PROBLEM REQUIREMENTS =>
Which lines of the records contain "this"? Collect every one of them.

ENTRIES SHOWN =>
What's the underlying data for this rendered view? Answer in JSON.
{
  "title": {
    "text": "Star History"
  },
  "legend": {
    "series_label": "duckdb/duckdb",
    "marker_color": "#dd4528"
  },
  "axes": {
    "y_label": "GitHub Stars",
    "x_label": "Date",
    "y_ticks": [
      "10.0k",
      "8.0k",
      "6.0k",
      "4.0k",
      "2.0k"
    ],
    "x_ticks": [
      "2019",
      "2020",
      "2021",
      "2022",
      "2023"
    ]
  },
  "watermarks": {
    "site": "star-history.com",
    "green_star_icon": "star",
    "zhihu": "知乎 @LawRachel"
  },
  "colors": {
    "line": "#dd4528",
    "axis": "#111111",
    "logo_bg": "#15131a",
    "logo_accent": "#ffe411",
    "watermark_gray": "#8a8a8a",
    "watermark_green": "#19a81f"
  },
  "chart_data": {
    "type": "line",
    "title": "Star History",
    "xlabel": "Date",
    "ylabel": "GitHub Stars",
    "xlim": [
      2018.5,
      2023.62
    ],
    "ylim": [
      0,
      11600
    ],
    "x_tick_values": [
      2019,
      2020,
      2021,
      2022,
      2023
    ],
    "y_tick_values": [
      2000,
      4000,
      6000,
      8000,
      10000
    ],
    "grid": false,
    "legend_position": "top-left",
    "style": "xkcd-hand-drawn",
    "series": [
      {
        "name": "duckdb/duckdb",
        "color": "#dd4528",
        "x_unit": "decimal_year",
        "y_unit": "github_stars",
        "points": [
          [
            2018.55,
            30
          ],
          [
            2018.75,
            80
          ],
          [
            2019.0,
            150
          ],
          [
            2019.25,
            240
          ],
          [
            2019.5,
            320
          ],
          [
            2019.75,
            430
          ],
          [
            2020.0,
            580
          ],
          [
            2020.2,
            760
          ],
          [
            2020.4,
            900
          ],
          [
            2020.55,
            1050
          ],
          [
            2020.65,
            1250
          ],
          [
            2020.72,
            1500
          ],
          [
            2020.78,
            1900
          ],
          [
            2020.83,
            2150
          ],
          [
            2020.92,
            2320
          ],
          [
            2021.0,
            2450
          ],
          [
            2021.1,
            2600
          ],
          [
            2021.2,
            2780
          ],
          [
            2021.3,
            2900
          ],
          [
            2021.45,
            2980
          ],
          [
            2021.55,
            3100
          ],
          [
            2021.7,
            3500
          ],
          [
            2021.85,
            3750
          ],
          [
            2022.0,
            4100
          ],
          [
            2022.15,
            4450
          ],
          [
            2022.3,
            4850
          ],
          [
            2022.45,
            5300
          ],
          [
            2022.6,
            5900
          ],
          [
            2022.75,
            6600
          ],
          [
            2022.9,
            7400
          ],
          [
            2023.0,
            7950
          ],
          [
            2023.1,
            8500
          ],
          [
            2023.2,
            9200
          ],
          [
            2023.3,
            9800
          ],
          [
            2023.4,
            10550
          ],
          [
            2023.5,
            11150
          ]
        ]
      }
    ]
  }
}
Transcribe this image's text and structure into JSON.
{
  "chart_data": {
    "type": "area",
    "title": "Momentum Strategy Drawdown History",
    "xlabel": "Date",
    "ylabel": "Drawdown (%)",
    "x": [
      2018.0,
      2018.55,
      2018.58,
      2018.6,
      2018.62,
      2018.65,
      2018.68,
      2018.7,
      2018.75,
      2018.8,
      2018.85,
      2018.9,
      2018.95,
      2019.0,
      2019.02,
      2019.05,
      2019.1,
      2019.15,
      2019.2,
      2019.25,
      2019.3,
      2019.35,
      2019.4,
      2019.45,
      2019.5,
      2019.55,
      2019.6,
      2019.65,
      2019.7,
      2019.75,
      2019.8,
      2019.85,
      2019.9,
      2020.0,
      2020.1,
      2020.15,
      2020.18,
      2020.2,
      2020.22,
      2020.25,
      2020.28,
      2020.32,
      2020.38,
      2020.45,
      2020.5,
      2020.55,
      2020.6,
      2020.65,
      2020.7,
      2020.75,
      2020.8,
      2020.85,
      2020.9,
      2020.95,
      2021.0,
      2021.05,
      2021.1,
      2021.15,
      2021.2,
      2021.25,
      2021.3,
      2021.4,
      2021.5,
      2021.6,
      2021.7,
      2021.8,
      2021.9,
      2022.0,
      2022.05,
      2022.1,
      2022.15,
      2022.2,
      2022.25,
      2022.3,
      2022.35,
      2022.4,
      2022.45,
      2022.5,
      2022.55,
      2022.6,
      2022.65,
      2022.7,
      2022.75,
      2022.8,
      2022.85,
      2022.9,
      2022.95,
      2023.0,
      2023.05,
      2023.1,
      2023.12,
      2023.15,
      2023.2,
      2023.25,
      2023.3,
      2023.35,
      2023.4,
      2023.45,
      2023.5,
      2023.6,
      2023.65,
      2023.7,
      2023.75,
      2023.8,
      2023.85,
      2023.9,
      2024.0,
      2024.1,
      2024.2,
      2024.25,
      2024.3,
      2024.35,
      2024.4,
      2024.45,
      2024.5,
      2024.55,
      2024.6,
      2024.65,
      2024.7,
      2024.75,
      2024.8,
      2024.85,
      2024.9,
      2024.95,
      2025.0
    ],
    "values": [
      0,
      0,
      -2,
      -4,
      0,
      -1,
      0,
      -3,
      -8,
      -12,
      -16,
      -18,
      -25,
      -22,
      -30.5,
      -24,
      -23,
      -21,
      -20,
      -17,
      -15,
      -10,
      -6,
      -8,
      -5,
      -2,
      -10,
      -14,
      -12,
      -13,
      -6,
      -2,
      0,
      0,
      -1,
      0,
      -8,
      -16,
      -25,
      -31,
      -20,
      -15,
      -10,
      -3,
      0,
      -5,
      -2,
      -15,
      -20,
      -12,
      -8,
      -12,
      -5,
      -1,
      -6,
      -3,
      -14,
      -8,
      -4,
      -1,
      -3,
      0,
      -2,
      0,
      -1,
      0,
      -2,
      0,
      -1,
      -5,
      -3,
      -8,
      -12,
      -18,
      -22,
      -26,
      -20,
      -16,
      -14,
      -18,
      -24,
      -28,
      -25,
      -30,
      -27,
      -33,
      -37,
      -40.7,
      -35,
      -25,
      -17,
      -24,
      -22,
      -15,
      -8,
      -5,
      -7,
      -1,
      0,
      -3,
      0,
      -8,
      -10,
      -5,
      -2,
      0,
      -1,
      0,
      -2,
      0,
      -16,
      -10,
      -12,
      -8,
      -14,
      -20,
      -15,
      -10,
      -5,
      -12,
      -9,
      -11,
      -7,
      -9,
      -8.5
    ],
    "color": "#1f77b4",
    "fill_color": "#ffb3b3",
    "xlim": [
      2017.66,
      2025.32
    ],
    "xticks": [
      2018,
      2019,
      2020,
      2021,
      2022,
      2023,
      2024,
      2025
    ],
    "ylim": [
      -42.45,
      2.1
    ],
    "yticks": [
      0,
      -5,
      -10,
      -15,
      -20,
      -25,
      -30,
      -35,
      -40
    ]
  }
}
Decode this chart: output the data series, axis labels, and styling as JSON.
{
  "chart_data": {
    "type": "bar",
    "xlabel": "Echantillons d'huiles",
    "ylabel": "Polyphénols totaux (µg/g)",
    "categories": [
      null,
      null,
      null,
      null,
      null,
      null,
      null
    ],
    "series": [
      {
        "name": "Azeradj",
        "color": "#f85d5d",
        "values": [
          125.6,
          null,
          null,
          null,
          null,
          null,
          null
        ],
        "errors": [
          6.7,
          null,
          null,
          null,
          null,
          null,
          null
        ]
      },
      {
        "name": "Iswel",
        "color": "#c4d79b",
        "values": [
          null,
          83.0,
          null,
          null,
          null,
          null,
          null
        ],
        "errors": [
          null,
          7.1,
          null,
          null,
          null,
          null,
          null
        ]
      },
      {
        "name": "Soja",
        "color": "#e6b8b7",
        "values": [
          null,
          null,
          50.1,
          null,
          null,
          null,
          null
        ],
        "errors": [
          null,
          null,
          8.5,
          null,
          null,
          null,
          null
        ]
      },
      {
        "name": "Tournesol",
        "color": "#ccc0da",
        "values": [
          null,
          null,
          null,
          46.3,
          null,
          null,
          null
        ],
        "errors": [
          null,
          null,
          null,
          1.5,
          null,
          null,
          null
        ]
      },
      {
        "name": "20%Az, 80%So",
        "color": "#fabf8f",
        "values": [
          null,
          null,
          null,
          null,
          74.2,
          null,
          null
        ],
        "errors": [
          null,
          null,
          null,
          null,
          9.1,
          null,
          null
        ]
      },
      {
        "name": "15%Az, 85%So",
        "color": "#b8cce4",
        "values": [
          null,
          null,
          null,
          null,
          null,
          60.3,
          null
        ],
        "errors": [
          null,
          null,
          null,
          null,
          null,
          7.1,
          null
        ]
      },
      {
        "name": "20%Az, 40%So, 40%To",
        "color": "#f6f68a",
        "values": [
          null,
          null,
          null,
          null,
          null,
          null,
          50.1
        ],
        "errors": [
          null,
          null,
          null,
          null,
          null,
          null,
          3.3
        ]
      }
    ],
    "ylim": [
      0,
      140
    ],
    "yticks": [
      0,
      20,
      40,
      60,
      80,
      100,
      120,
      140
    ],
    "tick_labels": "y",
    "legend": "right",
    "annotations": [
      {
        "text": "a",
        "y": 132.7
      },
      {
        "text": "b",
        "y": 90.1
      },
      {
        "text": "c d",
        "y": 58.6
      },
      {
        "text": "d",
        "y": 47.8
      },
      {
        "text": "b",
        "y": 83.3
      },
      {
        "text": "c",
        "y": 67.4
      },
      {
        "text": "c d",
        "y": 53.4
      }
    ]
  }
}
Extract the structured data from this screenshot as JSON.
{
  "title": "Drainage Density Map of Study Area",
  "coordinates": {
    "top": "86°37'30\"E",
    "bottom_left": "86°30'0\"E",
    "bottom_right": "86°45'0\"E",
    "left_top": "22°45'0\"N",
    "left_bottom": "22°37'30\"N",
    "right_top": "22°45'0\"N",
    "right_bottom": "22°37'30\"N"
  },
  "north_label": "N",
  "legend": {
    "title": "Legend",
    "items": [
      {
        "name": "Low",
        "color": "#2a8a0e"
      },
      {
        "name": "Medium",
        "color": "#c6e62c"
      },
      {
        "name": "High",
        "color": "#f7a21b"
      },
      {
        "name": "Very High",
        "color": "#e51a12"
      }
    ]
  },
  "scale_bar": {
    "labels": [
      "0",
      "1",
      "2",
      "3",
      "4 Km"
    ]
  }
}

ANSWER TO THE EXERCISE =>
What's the underlying data for this rendered view? Answer in JSON.
Transcribe this image's text and structure into JSON.
Decode this chart: output the data series, axis labels, and styling as JSON.
Extract the structured data from this screenshot as JSON.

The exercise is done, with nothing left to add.